**Bloc de texte:**
--------

Des fouilles archéologiques menées à Rennes, ont permis de découvrir la dépouille extrêmement bien conservée d'une noble femme décédée en 1656.

Ah... les squelettes ! Le lot quotidien d'un archéologue qui fouille près d'un lieu de culte. « Ça fascine les gens mais pour nous, ça n'a rien d'extraordinaire », nous confiait récemment l'un d'eux, un brin agacé.

Les cercueils, c'est déjà plus rare. Pourtant, on en a trouvé cinq en plomb, en dix-huit mois de fouilles préventives sous le couvent des Jacobins, à Rennes. C'est dans cet édifice fondé par les dominicains qu'Anne de Bretagne se fiança au roi de France, Charles VIII, en 1491. C'est là que doit ouvrir un centre des congrès dans moins de trois ans.

État de conservation exceptionnel

Les quatre premiers cercueils, datés du XVIIe siècle, contenaient des ossements plutôt bien conservés, mais rien de très nouveau. Le cinquième, difficilement accessible, a mis plus de temps à livrer ses secrets. Ça valait le coup d'attendre.

--------

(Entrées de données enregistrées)
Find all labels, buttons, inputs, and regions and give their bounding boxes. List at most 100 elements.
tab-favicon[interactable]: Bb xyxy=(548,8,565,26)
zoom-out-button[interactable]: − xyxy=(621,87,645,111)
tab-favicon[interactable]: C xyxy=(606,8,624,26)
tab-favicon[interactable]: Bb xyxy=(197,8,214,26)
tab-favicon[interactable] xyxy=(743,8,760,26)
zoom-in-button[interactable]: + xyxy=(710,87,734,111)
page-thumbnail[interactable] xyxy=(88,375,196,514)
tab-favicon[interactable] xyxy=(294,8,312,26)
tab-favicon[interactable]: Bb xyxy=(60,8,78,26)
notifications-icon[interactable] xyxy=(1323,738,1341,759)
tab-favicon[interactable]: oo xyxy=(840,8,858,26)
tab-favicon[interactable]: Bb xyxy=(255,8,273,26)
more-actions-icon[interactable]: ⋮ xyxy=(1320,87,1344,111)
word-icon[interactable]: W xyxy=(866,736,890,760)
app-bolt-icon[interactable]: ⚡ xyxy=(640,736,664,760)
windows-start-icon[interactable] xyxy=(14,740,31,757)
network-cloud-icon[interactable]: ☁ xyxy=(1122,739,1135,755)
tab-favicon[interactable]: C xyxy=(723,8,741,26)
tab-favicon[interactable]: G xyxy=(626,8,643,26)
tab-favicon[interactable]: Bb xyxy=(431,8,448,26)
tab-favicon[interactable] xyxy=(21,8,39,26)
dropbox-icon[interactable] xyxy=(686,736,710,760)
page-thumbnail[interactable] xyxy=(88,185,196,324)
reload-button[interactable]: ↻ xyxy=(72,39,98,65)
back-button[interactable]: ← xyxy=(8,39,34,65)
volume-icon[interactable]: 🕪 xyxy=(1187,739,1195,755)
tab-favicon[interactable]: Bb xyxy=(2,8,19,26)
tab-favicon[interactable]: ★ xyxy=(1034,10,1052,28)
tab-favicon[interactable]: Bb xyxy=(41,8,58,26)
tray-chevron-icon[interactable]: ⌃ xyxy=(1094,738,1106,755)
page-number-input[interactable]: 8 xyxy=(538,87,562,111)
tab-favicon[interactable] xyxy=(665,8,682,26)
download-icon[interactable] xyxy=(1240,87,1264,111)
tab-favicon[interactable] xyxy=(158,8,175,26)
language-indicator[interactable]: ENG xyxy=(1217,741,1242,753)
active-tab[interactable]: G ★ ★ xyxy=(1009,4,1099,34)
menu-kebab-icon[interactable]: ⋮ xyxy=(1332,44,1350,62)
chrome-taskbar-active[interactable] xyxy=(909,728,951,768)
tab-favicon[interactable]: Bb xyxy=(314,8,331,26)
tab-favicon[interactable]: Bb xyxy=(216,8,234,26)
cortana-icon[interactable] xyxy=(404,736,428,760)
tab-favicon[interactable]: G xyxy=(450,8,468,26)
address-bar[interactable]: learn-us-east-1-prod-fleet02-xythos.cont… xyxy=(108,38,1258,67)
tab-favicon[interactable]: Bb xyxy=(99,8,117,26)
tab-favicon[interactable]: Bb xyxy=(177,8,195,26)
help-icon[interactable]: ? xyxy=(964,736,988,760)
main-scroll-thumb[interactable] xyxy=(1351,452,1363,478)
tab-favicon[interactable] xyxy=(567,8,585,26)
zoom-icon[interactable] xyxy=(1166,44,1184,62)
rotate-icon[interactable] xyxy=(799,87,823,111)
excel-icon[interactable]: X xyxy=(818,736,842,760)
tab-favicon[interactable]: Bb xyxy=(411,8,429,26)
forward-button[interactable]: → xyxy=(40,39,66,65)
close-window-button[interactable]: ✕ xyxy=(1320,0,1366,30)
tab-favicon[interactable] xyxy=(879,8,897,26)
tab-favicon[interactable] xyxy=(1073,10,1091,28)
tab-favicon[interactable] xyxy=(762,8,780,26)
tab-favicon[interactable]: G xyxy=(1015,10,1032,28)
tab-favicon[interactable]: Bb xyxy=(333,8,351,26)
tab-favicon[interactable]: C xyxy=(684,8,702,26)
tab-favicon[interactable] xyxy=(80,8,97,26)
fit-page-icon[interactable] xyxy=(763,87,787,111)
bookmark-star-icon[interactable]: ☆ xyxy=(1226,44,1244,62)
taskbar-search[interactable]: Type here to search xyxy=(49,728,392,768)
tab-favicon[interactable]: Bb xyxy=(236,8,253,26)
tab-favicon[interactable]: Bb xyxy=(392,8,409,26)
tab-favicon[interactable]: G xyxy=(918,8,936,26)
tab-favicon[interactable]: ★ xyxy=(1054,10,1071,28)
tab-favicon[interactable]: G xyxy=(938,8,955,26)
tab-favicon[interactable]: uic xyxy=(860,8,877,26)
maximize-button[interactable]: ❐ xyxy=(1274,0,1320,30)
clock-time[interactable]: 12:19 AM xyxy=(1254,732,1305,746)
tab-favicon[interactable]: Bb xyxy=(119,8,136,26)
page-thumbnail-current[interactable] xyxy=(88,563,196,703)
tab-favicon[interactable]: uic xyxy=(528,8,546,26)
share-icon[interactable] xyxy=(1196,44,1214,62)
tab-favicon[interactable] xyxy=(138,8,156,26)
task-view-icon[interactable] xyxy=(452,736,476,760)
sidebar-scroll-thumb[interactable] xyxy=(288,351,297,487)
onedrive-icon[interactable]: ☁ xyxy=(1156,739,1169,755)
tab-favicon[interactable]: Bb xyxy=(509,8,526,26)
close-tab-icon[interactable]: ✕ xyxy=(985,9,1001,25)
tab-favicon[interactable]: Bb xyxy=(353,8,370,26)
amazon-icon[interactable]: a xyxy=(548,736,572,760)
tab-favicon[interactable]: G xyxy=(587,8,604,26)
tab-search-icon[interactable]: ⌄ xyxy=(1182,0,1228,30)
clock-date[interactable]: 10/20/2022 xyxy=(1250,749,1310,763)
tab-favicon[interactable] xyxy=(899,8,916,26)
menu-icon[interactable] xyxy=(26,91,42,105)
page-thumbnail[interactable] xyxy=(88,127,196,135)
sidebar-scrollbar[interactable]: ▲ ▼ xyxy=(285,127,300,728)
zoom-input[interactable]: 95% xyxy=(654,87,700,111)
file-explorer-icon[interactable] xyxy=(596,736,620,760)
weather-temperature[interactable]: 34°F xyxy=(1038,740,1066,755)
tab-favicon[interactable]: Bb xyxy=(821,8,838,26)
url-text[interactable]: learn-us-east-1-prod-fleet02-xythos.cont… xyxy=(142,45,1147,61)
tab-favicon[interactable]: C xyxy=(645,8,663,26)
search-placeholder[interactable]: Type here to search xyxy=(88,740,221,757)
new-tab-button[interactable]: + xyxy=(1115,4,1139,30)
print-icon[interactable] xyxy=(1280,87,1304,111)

--------

**Consigne de travail 1:** D'après l'article sur les fouilles du couvent des Jacobins à Rennes, combien de cercueils en plomb a-t-on trouvés en dix-huit mois ?
**Consigne de travail 2:** Poursuivez l'article sur les fouilles du couvent des Jacobins à Rennes à partir de sa dernière phrase.

**Réponse 1:** On a trouvé cinq cercueils en plomb.

**Réponse 2:**
Le 17 mars 2014, soit dix mois après la fin de leurs prélèvements sur le site, les archéologues de l'Inrap (Institut national de recherches archéologiques préventives) parviennent à ouvrir l'intrigante boîte. « On a très vite compris qu'on était face à quelque chose d'extraordinaire, se souvient Rozenn Colleter, anthropologue. Ce n'était pas une momie, pas Ramsès. Mais le tissu, les chaussures, le corps étaient dans un état de conservation exceptionnel ».